◆ WHAT IS NEEDED: Each line in the entries below that holds the string "国际消费者权益日活动方案" is to be listed.
──────────────────────────────
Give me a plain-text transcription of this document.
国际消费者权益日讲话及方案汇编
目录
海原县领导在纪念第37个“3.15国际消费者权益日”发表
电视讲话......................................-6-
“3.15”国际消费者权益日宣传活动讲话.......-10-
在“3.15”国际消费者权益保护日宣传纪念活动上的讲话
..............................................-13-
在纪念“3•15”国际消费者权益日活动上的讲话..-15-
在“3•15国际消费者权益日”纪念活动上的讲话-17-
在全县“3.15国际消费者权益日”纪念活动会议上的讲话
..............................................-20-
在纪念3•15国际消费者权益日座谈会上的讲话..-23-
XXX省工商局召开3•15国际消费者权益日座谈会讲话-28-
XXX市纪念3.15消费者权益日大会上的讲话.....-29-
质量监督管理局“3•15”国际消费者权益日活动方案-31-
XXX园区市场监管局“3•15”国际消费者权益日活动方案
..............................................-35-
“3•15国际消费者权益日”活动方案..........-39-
──────────────────────────────
◆ RESULT FOR THIS TASK:
质量监督管理局“3•15”国际消费者权益日活动方案-31-
XXX园区市场监管局“3•15”国际消费者权益日活动方案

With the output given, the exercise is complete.